== What you have to do ==
Transcribe all of the material exactly.
···
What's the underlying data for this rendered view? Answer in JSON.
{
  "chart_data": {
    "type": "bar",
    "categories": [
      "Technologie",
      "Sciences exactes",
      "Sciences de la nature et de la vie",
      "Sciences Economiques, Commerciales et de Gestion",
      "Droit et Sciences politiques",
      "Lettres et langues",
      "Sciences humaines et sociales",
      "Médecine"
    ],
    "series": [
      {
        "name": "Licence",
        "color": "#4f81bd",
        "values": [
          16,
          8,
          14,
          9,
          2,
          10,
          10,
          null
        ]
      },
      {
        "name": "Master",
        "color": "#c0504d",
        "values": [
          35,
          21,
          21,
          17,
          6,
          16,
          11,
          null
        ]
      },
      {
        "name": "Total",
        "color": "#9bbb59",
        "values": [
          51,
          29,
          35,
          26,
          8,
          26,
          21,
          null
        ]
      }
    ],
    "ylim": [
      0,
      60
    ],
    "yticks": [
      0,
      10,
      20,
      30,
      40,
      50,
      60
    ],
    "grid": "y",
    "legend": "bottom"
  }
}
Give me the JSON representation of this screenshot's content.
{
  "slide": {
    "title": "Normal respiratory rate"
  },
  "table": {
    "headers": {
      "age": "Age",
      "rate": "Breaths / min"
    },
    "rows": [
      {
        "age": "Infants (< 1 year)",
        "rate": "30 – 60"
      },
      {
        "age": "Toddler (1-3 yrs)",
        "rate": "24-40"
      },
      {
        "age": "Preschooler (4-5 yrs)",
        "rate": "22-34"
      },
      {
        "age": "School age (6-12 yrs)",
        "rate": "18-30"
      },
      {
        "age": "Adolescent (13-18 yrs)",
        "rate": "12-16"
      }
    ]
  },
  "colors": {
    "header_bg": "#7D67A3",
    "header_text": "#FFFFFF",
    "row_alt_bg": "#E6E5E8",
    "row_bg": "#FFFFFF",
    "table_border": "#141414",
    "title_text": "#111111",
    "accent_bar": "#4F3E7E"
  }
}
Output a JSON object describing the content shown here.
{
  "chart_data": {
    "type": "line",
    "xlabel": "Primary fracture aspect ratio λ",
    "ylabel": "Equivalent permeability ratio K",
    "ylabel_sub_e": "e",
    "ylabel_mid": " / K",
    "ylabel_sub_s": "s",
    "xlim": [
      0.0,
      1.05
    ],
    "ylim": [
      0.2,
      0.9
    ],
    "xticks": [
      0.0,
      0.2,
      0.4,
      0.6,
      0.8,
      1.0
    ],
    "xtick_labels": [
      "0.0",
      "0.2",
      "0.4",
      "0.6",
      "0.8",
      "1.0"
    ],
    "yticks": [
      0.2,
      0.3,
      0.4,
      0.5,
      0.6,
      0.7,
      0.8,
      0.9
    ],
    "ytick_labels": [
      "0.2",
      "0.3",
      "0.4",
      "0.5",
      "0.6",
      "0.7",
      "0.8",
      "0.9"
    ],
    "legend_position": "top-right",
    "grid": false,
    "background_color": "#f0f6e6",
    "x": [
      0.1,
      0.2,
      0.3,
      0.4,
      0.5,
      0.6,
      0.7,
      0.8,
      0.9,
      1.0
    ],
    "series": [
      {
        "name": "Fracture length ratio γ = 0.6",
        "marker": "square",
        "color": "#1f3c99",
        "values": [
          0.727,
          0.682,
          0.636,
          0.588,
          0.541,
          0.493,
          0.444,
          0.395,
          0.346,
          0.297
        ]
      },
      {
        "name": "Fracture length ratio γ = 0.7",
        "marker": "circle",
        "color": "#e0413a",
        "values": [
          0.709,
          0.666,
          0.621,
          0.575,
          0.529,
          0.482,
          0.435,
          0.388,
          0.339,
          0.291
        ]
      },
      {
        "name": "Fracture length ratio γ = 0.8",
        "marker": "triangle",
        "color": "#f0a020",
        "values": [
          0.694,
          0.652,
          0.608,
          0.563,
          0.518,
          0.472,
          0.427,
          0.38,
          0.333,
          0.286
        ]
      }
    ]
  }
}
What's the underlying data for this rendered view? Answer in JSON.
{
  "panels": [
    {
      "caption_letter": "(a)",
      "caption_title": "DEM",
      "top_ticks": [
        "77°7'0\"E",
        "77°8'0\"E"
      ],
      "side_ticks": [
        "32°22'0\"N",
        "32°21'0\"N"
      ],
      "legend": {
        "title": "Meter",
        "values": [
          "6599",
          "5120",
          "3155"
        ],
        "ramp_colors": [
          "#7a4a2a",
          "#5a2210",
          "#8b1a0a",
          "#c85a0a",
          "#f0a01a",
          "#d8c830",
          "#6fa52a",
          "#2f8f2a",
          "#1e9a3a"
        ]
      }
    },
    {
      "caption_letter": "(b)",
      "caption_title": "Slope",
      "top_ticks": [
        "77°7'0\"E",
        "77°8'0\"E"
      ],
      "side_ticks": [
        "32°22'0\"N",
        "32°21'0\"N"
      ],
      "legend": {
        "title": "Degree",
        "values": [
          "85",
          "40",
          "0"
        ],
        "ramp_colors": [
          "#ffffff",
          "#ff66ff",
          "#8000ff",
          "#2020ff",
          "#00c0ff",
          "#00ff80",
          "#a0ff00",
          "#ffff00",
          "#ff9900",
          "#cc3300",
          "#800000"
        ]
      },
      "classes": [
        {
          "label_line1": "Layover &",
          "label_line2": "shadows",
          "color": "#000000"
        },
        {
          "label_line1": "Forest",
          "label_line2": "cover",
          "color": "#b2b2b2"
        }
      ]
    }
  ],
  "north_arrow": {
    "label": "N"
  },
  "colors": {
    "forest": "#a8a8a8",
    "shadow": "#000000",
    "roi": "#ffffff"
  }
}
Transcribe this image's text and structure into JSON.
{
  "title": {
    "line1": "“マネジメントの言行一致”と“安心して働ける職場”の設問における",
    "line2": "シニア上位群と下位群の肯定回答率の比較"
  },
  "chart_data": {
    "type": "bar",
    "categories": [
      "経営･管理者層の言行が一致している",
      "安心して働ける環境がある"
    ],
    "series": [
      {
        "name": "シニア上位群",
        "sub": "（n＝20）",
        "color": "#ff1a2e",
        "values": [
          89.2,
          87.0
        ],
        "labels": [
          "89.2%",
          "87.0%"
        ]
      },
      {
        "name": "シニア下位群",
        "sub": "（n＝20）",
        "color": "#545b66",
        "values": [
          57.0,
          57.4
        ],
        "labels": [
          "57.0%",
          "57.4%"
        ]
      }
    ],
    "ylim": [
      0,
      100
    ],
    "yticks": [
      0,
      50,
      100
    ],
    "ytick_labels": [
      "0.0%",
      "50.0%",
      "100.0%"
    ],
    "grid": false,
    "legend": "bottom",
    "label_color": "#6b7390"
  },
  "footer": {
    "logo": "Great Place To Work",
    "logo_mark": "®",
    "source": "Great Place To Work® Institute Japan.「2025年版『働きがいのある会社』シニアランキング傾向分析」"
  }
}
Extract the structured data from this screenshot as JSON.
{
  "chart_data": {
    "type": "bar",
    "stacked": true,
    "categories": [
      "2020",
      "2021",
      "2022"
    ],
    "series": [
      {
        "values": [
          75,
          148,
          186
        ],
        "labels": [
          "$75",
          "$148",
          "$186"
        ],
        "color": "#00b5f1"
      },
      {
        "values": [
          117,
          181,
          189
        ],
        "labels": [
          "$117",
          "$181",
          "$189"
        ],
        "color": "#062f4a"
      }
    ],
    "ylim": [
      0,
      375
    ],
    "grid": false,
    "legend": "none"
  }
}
···
== Task result ==
What's the underlying data for this rendered view? Answer in JSON.
{
  "chart_data": {
    "type": "bar",
    "categories": [
      "Technologie",
      "Sciences exactes",
      "Sciences de la nature et de la vie",
      "Sciences Economiques, Commerciales et de Gestion",
      "Droit et Sciences politiques",
      "Lettres et langues",
      "Sciences humaines et sociales",
      "Médecine"
    ],
    "series": [
      {
        "name": "Licence",
        "color": "#4f81bd",
        "values": [
          16,
          8,
          14,
          9,
          2,
          10,
          10,
          null
        ]
      },
      {
        "name": "Master",
        "color": "#c0504d",
        "values": [
          35,
          21,
          21,
          17,
          6,
          16,
          11,
          null
        ]
      },
      {
        "name": "Total",
        "color": "#9bbb59",
        "values": [
          51,
          29,
          35,
          26,
          8,
          26,
          21,
          null
        ]
      }
    ],
    "ylim": [
      0,
      60
    ],
    "yticks": [
      0,
      10,
      20,
      30,
      40,
      50,
      60
    ],
    "grid": "y",
    "legend": "bottom"
  }
}
Give me the JSON representation of this screenshot's content.
{
  "slide": {
    "title": "Normal respiratory rate"
  },
  "table": {
    "headers": {
      "age": "Age",
      "rate": "Breaths / min"
    },
    "rows": [
      {
        "age": "Infants (< 1 year)",
        "rate": "30 – 60"
      },
      {
        "age": "Toddler (1-3 yrs)",
        "rate": "24-40"
      },
      {
        "age": "Preschooler (4-5 yrs)",
        "rate": "22-34"
      },
      {
        "age": "School age (6-12 yrs)",
        "rate": "18-30"
      },
      {
        "age": "Adolescent (13-18 yrs)",
        "rate": "12-16"
      }
    ]
  },
  "colors": {
    "header_bg": "#7D67A3",
    "header_text": "#FFFFFF",
    "row_alt_bg": "#E6E5E8",
    "row_bg": "#FFFFFF",
    "table_border": "#141414",
    "title_text": "#111111",
    "accent_bar": "#4F3E7E"
  }
}
Output a JSON object describing the content shown here.
{
  "chart_data": {
    "type": "line",
    "xlabel": "Primary fracture aspect ratio λ",
    "ylabel": "Equivalent permeability ratio K",
    "ylabel_sub_e": "e",
    "ylabel_mid": " / K",
    "ylabel_sub_s": "s",
    "xlim": [
      0.0,
      1.05
    ],
    "ylim": [
      0.2,
      0.9
    ],
    "xticks": [
      0.0,
      0.2,
      0.4,
      0.6,
      0.8,
      1.0
    ],
    "xtick_labels": [
      "0.0",
      "0.2",
      "0.4",
      "0.6",
      "0.8",
      "1.0"
    ],
    "yticks": [
      0.2,
      0.3,
      0.4,
      0.5,
      0.6,
      0.7,
      0.8,
      0.9
    ],
    "ytick_labels": [
      "0.2",
      "0.3",
      "0.4",
      "0.5",
      "0.6",
      "0.7",
      "0.8",
      "0.9"
    ],
    "legend_position": "top-right",
    "grid": false,
    "background_color": "#f0f6e6",
    "x": [
      0.1,
      0.2,
      0.3,
      0.4,
      0.5,
      0.6,
      0.7,
      0.8,
      0.9,
      1.0
    ],
    "series": [
      {
        "name": "Fracture length ratio γ = 0.6",
        "marker": "square",
        "color": "#1f3c99",
        "values": [
          0.727,
          0.682,
          0.636,
          0.588,
          0.541,
          0.493,
          0.444,
          0.395,
          0.346,
          0.297
        ]
      },
      {
        "name": "Fracture length ratio γ = 0.7",
        "marker": "circle",
        "color": "#e0413a",
        "values": [
          0.709,
          0.666,
          0.621,
          0.575,
          0.529,
          0.482,
          0.435,
          0.388,
          0.339,
          0.291
        ]
      },
      {
        "name": "Fracture length ratio γ = 0.8",
        "marker": "triangle",
        "color": "#f0a020",
        "values": [
          0.694,
          0.652,
          0.608,
          0.563,
          0.518,
          0.472,
          0.427,
          0.38,
          0.333,
          0.286
        ]
      }
    ]
  }
}
What's the underlying data for this rendered view? Answer in JSON.
{
  "panels": [
    {
      "caption_letter": "(a)",
      "caption_title": "DEM",
      "top_ticks": [
        "77°7'0\"E",
        "77°8'0\"E"
      ],
      "side_ticks": [
        "32°22'0\"N",
        "32°21'0\"N"
      ],
      "legend": {
        "title": "Meter",
        "values": [
          "6599",
          "5120",
          "3155"
        ],
        "ramp_colors": [
          "#7a4a2a",
          "#5a2210",
          "#8b1a0a",
          "#c85a0a",
          "#f0a01a",
          "#d8c830",
          "#6fa52a",
          "#2f8f2a",
          "#1e9a3a"
        ]
      }
    },
    {
      "caption_letter": "(b)",
      "caption_title": "Slope",
      "top_ticks": [
        "77°7'0\"E",
        "77°8'0\"E"
      ],
      "side_ticks": [
        "32°22'0\"N",
        "32°21'0\"N"
      ],
      "legend": {
        "title": "Degree",
        "values": [
          "85",
          "40",
          "0"
        ],
        "ramp_colors": [
          "#ffffff",
          "#ff66ff",
          "#8000ff",
          "#2020ff",
          "#00c0ff",
          "#00ff80",
          "#a0ff00",
          "#ffff00",
          "#ff9900",
          "#cc3300",
          "#800000"
        ]
      },
      "classes": [
        {
          "label_line1": "Layover &",
          "label_line2": "shadows",
          "color": "#000000"
        },
        {
          "label_line1": "Forest",
          "label_line2": "cover",
          "color": "#b2b2b2"
        }
      ]
    }
  ],
  "north_arrow": {
    "label": "N"
  },
  "colors": {
    "forest": "#a8a8a8",
    "shadow": "#000000",
    "roi": "#ffffff"
  }
}
Transcribe this image's text and structure into JSON.
{
  "title": {
    "line1": "“マネジメントの言行一致”と“安心して働ける職場”の設問における",
    "line2": "シニア上位群と下位群の肯定回答率の比較"
  },
  "chart_data": {
    "type": "bar",
    "categories": [
      "経営･管理者層の言行が一致している",
      "安心して働ける環境がある"
    ],
    "series": [
      {
        "name": "シニア上位群",
        "sub": "（n＝20）",
        "color": "#ff1a2e",
        "values": [
          89.2,
          87.0
        ],
        "labels": [
          "89.2%",
          "87.0%"
        ]
      },
      {
        "name": "シニア下位群",
        "sub": "（n＝20）",
        "color": "#545b66",
        "values": [
          57.0,
          57.4
        ],
        "labels": [
          "57.0%",
          "57.4%"
        ]
      }
    ],
    "ylim": [
      0,
      100
    ],
    "yticks": [
      0,
      50,
      100
    ],
    "ytick_labels": [
      "0.0%",
      "50.0%",
      "100.0%"
    ],
    "grid": false,
    "legend": "bottom",
    "label_color": "#6b7390"
  },
  "footer": {
    "logo": "Great Place To Work",
    "logo_mark": "®",
    "source": "Great Place To Work® Institute Japan.「2025年版『働きがいのある会社』シニアランキング傾向分析」"
  }
}
Extract the structured data from this screenshot as JSON.
{
  "chart_data": {
    "type": "bar",
    "stacked": true,
    "categories": [
      "2020",
      "2021",
      "2022"
    ],
    "series": [
      {
        "values": [
          75,
          148,
          186
        ],
        "labels": [
          "$75",
          "$148",
          "$186"
        ],
        "color": "#00b5f1"
      },
      {
        "values": [
          117,
          181,
          189
        ],
        "labels": [
          "$117",
          "$181",
          "$189"
        ],
        "color": "#062f4a"
      }
    ],
    "ylim": [
      0,
      375
    ],
    "grid": false,
    "legend": "none"
  }
}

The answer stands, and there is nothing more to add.